● **Information given**:
---------------

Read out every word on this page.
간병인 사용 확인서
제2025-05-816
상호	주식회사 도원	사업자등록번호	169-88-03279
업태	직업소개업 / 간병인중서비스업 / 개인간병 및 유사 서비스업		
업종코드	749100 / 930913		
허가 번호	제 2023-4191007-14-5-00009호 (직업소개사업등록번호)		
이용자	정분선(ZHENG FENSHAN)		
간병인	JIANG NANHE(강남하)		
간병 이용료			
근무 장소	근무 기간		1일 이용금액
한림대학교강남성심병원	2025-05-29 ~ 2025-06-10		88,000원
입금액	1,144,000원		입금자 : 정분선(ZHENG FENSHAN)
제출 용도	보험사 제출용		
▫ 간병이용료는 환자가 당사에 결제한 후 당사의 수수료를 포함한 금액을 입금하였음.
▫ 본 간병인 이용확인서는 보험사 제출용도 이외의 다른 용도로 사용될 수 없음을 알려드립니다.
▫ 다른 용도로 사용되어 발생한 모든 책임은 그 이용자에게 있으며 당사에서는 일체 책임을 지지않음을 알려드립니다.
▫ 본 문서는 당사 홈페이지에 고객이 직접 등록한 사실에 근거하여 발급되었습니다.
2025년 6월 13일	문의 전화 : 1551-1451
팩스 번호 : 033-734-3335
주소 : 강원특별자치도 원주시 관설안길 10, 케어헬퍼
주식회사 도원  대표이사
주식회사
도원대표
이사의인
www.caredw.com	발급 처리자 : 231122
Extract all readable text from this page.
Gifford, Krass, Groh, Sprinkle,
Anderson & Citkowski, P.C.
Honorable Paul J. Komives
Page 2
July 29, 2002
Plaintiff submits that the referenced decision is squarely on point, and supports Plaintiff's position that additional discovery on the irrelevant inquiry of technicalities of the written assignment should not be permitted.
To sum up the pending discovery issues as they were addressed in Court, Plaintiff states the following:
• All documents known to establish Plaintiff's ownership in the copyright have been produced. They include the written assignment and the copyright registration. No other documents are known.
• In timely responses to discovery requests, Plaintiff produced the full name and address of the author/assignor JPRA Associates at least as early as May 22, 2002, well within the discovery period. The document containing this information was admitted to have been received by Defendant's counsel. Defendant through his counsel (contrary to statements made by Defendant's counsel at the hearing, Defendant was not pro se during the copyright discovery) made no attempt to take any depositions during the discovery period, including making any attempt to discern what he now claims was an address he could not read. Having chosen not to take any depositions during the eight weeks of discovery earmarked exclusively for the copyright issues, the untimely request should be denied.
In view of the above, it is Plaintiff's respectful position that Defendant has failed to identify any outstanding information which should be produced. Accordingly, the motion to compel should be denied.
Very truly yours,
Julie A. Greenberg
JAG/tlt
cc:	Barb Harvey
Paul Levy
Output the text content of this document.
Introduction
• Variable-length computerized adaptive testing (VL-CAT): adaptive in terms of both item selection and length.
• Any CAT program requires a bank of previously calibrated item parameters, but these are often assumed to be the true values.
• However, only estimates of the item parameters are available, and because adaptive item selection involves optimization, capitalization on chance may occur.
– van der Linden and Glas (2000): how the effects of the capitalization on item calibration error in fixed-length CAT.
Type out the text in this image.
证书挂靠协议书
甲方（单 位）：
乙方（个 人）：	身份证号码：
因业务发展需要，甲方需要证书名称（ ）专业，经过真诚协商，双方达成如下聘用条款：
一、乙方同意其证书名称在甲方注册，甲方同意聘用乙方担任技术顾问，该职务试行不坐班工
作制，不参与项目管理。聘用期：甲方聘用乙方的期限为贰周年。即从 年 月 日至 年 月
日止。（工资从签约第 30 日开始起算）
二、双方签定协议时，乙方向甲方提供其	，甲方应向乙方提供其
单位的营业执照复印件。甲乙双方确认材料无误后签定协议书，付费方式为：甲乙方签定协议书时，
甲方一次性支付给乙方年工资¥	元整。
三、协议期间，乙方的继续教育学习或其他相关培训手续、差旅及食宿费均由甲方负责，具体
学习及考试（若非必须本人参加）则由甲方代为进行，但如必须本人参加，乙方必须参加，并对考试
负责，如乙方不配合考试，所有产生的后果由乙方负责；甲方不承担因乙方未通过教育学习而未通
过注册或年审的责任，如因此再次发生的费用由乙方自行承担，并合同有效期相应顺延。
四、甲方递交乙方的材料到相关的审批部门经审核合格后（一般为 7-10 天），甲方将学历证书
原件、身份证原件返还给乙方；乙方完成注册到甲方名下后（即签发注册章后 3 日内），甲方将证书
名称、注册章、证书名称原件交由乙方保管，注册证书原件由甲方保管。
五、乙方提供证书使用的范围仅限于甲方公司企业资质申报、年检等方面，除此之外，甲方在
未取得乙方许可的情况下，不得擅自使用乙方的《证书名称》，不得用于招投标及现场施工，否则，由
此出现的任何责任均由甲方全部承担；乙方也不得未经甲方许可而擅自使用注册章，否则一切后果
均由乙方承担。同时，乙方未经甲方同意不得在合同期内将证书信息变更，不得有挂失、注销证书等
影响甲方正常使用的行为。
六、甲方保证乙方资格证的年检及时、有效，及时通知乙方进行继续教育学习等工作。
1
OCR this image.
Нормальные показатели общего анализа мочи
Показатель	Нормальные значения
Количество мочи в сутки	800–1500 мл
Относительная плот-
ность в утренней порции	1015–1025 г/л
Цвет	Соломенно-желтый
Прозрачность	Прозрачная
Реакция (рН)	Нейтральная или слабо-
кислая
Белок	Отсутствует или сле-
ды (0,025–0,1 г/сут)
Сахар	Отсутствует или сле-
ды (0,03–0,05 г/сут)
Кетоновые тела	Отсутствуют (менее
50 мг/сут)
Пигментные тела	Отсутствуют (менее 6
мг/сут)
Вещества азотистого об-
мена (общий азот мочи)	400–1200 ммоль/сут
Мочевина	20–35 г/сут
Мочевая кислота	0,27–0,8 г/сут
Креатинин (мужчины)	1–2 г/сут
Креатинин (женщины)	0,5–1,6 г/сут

---------------

● **Directive**: Check all the records above and select each line where the string "Отсутствуют" is found.

● **Answer to this exercise**:
Кетоновые тела	Отсутствуют (менее
Пигментные тела	Отсутствуют (менее 6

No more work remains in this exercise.